** start Extracted material **

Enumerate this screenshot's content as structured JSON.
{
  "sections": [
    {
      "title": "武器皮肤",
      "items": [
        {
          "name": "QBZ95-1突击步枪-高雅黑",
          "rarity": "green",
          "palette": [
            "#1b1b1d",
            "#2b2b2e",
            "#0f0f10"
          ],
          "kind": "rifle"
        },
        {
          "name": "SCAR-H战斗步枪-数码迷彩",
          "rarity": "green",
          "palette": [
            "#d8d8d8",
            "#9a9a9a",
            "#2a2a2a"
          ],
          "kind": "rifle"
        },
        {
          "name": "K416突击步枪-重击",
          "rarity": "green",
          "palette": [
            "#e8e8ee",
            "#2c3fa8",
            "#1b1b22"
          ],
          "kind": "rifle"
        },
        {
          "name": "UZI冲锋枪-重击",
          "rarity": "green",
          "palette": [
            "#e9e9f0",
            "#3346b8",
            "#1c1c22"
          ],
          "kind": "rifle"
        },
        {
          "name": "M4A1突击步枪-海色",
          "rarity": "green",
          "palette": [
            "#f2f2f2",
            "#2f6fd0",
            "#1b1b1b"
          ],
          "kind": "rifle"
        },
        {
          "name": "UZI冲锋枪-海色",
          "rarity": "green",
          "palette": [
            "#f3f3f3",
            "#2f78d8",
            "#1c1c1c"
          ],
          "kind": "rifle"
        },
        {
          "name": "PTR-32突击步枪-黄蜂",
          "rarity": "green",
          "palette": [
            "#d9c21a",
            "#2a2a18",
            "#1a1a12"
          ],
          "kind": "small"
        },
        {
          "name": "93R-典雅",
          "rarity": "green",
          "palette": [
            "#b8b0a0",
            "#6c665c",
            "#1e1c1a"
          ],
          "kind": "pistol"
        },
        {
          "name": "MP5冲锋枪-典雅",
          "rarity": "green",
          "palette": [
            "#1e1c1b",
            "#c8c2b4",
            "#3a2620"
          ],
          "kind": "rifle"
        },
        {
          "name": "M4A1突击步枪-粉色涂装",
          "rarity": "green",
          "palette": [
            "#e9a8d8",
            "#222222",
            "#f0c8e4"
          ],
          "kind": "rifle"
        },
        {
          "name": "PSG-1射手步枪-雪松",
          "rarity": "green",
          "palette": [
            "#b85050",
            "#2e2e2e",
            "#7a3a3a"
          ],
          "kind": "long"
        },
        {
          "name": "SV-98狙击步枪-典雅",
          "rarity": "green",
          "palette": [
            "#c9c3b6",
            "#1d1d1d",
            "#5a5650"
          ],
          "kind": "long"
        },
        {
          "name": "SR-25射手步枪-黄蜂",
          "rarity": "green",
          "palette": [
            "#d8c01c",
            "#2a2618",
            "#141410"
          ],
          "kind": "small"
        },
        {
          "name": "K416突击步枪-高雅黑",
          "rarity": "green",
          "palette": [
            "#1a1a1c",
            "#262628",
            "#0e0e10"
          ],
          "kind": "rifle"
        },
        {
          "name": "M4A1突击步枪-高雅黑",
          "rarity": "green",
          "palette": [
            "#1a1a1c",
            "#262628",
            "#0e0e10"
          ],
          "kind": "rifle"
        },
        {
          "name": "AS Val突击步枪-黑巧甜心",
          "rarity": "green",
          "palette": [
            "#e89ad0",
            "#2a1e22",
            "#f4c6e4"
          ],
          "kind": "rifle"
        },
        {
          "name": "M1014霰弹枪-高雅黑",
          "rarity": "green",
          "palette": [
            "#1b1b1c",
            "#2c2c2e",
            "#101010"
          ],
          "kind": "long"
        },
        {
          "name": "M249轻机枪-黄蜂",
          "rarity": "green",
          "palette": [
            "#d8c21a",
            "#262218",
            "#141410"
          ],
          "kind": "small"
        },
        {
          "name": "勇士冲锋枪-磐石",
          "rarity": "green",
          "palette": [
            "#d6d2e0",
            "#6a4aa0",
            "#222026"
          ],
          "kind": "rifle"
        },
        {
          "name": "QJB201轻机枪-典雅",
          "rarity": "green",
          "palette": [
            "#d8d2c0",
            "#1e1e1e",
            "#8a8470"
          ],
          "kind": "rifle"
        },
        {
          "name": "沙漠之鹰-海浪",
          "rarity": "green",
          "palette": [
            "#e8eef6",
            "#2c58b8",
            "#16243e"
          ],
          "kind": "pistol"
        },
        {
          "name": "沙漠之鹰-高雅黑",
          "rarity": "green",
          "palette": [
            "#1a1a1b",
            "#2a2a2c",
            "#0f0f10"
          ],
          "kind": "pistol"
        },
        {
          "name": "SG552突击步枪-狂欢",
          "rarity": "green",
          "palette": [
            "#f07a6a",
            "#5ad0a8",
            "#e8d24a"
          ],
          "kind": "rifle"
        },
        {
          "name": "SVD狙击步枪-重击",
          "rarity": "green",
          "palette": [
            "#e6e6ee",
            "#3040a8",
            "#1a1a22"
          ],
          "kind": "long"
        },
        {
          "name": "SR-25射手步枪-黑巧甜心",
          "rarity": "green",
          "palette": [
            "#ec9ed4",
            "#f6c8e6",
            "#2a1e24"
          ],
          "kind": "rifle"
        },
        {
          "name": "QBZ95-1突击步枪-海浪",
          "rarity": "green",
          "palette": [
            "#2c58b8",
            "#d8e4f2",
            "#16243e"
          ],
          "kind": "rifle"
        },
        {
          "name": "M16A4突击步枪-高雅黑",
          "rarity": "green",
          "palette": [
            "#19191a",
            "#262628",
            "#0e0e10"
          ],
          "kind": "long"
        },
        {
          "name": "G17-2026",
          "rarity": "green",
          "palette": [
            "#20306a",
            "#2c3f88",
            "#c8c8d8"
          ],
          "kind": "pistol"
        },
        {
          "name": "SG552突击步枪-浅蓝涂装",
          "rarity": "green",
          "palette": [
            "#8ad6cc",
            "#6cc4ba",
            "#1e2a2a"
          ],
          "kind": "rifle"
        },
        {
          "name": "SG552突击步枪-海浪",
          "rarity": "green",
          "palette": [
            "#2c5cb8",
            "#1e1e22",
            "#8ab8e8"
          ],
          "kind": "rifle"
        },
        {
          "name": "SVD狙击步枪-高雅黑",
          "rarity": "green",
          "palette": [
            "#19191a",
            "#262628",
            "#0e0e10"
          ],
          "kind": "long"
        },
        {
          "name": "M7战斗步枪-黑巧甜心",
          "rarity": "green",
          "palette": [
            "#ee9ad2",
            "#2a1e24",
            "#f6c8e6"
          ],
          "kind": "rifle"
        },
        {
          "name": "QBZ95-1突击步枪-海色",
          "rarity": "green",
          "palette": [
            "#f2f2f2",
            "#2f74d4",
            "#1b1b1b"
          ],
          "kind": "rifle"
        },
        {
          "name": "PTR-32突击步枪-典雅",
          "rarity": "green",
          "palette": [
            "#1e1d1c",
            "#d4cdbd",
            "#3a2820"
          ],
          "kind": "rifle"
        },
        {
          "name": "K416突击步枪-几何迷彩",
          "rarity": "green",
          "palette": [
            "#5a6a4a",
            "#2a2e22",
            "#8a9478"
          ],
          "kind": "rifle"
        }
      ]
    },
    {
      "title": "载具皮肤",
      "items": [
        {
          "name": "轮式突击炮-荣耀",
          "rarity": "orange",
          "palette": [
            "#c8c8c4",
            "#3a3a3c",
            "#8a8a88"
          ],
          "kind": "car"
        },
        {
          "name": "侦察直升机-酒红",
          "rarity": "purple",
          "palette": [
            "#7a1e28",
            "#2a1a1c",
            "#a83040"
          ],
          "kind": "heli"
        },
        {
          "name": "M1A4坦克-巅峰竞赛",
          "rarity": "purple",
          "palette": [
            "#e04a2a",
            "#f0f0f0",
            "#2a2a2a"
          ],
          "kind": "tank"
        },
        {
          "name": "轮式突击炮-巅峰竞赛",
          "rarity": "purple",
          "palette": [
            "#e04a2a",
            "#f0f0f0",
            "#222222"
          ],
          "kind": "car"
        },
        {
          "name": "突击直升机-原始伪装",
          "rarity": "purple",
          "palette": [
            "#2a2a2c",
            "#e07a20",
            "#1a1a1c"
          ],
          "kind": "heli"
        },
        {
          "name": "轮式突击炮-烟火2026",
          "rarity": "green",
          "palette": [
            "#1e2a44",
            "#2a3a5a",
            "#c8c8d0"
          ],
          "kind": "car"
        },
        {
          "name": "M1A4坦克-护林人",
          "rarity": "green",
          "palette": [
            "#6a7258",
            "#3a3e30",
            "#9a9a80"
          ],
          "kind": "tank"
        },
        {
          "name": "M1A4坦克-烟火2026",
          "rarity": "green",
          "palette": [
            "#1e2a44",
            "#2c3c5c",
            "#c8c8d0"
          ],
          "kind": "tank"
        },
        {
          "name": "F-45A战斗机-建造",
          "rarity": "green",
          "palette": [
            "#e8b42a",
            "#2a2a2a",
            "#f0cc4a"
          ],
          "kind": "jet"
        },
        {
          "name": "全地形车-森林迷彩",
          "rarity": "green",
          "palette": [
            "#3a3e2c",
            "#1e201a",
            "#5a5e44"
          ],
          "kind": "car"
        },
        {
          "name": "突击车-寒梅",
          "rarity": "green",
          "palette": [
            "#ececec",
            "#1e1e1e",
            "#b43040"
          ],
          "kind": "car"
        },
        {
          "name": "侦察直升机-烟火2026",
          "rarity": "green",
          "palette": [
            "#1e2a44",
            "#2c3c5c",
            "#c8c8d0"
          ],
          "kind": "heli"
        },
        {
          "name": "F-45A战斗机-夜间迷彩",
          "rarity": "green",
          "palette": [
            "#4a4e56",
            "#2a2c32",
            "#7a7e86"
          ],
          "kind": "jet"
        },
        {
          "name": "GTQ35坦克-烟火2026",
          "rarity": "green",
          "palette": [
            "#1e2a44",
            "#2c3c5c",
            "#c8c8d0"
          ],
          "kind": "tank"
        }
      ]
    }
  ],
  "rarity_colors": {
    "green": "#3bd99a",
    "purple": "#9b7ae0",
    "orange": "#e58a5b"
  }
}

** end Extracted material **

> _Exercise brief_: Identify the lines in the entries above that contain "轮式突击炮", then copy them out.

> _Full output_:
          "name": "轮式突击炮-荣耀",
          "name": "轮式突击炮-巅峰竞赛",
          "name": "轮式突击炮-烟火2026",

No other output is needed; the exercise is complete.